Passage for review START

Twice the Joy

Twice the Joy

Saturday, October 21, 2023

Clocking New Memories - Our First Staycation - Resort World Sentosa

 We went for a staycation during the PSLE Marking Days holiday on 17-18 Oct 23. We got some RWS vouchers during the NATAS fair when we booked our December Shanghai Holiday recently. Its considered a free staycay or we usually will not spend few hundred dollars just to stay overnight in a hotel.

We started with a simple breakfast at Old Airport Road Hawker Centre before proceeding to Sentosa Adventure Cove for a day of waterpark fun. Joshua was a bit short on some of the rides that require 1.22m but I went with Josiah still. Both of them are considerably adventurous but not really excited to take some of the scarier rides a 2nd time. They are just contented playing at the wave beach and seeing the sting-rays at the lazy river. Anyway, we spent a good 5 hours there and really got sun-tanned.




We checked in Hotel Michael at 4pm and the boys are so comfortable in the room that Josiah just watched Youtube on TV while Joshua watching Naruto Anime. We were happily eating the fruits and chips that Felin purchased the day before.

We then took the tram to the beach and walked along the beach while watching sun set. Interesting the boys love watching the waves and playing with water. Thereafter, we had dinner at Marry Brown.



The boys had a good night playing their light sticks in the room and the 4 of us managed to snuggle together on the king sized bed. Surprising, we had a good sleep, despite the 4 of us on the bed.

The next morning, we went back to Sentosa for Palawan Beach and for Cable Car before going back hotel and rested for a further 1.5 hours before checking out at 1pm.







We then went Vivocity for Hai Di Lao before coming back for our car and drove back home. Its a really enjoyable trip and its another new memory and experience recorded with the boys.

Wednesday, September 27, 2023

Loving self is crucial while loving the boys

Just a quick update today about my own feelings lately. Just feel like whining a bit as I found myself losing patience with the boys again and again. The way they fought with each other, the way they ate and were picky about the food, the way they behaved outside, the way they refused to do their homework, etc.... All the small things, when added up are making me frustrated.

Passage for review END
Given records START

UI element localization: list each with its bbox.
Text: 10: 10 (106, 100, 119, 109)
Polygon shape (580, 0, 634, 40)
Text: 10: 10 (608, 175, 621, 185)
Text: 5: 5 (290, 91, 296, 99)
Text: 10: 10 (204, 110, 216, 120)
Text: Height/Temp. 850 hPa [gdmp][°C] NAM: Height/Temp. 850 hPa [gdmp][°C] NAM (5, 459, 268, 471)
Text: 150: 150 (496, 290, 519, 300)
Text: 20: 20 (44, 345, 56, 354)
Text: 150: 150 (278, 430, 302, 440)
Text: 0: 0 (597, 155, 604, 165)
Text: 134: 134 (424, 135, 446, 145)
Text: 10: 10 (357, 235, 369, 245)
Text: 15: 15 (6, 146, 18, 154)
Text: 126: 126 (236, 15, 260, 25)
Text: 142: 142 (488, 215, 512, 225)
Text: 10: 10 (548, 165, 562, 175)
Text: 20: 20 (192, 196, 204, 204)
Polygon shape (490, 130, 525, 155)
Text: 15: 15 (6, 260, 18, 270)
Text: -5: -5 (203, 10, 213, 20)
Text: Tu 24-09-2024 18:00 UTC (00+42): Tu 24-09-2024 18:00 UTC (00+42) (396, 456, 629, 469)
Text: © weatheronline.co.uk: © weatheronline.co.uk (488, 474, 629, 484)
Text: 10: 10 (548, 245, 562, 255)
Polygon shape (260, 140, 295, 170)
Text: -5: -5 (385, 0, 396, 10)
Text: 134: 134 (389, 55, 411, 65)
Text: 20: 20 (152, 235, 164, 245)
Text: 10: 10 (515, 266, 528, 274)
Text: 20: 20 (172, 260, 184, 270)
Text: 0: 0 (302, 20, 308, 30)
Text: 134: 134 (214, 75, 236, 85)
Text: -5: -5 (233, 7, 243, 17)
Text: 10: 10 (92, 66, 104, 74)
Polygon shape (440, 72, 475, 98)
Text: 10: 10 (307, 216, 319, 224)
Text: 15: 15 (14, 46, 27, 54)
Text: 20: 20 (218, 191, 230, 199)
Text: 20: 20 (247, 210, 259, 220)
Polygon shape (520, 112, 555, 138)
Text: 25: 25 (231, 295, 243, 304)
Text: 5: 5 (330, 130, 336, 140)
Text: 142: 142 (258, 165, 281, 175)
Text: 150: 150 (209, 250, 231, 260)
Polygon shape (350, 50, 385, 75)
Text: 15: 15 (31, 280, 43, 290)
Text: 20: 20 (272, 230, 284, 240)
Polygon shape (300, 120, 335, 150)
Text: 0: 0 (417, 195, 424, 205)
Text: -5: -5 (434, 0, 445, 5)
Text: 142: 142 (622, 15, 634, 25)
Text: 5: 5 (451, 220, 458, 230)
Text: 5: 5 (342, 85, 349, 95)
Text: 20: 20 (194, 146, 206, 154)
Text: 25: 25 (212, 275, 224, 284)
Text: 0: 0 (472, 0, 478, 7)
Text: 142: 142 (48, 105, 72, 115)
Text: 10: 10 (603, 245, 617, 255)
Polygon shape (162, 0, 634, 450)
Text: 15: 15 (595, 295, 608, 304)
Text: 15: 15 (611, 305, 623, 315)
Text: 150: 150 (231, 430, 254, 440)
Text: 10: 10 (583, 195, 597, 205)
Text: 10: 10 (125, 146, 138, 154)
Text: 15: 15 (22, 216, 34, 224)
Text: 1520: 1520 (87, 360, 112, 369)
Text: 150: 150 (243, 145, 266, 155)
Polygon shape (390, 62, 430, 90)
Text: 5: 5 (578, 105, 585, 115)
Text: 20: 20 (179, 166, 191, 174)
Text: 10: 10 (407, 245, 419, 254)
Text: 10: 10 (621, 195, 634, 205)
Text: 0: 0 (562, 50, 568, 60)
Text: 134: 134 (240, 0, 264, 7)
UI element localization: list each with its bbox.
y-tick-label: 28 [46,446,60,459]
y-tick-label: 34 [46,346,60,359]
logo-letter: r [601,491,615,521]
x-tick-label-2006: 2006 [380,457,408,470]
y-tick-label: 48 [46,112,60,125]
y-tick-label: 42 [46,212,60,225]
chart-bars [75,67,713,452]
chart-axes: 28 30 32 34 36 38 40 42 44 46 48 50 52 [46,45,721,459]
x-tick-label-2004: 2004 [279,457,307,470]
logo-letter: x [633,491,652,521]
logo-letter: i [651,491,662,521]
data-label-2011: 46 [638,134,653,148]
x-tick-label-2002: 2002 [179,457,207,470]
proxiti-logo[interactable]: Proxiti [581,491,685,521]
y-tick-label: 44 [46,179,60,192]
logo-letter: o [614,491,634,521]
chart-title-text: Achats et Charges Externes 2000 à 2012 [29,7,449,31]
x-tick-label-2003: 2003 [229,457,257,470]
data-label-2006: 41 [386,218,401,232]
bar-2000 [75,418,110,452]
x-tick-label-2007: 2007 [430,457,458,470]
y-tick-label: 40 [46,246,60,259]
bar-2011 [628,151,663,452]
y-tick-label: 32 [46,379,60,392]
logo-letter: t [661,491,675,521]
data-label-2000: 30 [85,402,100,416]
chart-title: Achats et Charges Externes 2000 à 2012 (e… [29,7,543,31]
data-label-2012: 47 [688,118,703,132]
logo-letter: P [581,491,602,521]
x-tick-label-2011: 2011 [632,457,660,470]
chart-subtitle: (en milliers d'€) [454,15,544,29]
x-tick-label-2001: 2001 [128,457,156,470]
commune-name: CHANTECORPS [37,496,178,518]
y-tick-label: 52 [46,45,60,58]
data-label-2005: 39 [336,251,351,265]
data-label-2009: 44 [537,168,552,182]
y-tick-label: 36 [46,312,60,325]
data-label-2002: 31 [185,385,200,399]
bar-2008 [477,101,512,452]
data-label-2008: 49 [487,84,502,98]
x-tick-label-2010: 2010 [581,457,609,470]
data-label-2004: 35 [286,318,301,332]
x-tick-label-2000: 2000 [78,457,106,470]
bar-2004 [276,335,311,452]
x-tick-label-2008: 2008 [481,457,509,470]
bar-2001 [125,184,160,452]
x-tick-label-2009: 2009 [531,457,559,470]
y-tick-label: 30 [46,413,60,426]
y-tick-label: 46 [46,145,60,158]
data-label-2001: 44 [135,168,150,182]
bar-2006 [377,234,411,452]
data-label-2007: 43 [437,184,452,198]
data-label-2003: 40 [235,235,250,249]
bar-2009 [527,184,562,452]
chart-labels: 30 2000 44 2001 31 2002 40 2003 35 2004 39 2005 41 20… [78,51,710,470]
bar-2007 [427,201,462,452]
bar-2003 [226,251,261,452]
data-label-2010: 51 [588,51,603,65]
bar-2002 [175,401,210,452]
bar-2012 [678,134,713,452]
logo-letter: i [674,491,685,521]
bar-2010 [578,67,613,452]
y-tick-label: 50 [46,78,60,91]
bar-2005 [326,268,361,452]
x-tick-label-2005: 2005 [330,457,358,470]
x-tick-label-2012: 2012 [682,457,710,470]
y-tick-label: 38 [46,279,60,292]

Given records END

#### Work item:
Carry on the Twice the Joy blog text after its last sentence. Nothing in the lines is needed here.

#### Your response:
I am also very frustrated with myself as I knew I wasn't spending enough time teaching in their learning journey. I knew they were just normal and not excel because I was not putting enough effort into them. Sometimes, I haven't felt they had accomplished anything that I'll be surprised with. But to be fair, I really am not putting in the right effort for them too. Honestly, I'm feeling guilty that I could not balance my work with my family that well. Whenever my sales are down, I tend to want to spend more time at work, but during working hours, I may easily shift my attention to my phone and waste my time away. I am fully aware that I'm not productive at work.

Just felt that I'm not balancing my work well and back at home as a father and a husband. Sometimes, when I see how the boys struggle with their work, I blame myself that I'm not that smart either, and perhaps their DNA is just like mine. When they do things that I normally will not do, like how they fight and do silly things, it makes me angry as well because I don't think I'll do all these silly things at their age. Sometimes, I really feel like caning them in order to convey some messages to them.

Felin has been wanting to pull them out from Student Care from next month onwards, and this is making me nervous. I really do not know how my life will be affected. I find myself unable to work well when they are at home, and I find them to be highly distracting. Felin told me to work from my bedroom and don't bother about them, but I don't like to work in my bedroom. I was angry that I couldn't adapt to working with them around. I also don't wish to sacrifice my work, but I know they need to be out of Student Care in order to learn more things and spend time more productively. I always hope they spend some time learning music and art. It's all a dilemma in my head.

Anyway, I'm reminded from within my heart that I first need to Love myself first before loving the kids. I cannot always think that they are not able to achieve anything just because I felt I never accomplished anything meaningful in life myself. I cannot blame my DNA or genes when they have challenges like being unable to master Chinese, poor presentation skills or sports like they can't play badminton well no matter how much training I sent them to because I think I'm a poor learner too. (Though the irritated part is how they never seem to put in the effort to learn). I myself need to pull myself out of the low-esteem self before I can pull them out of their lack of confidence.

Energy was a bit down lately despite just celebrating my birthday 2 days ago. Just don't feel that I'm doing well in many aspects and need to buck up. Daddy is surely not giving up. I will set a good example for you guys to know about perseverance and hard work. Primary 3 coming up, and new challenges, while Daddy is also trying to juggle his own career.

Okay, till here and I'll be going to Athens in a few days' time... I hope the next 1 week brings more clarity to my career.






Monday, August 7, 2023

Time flies again!!!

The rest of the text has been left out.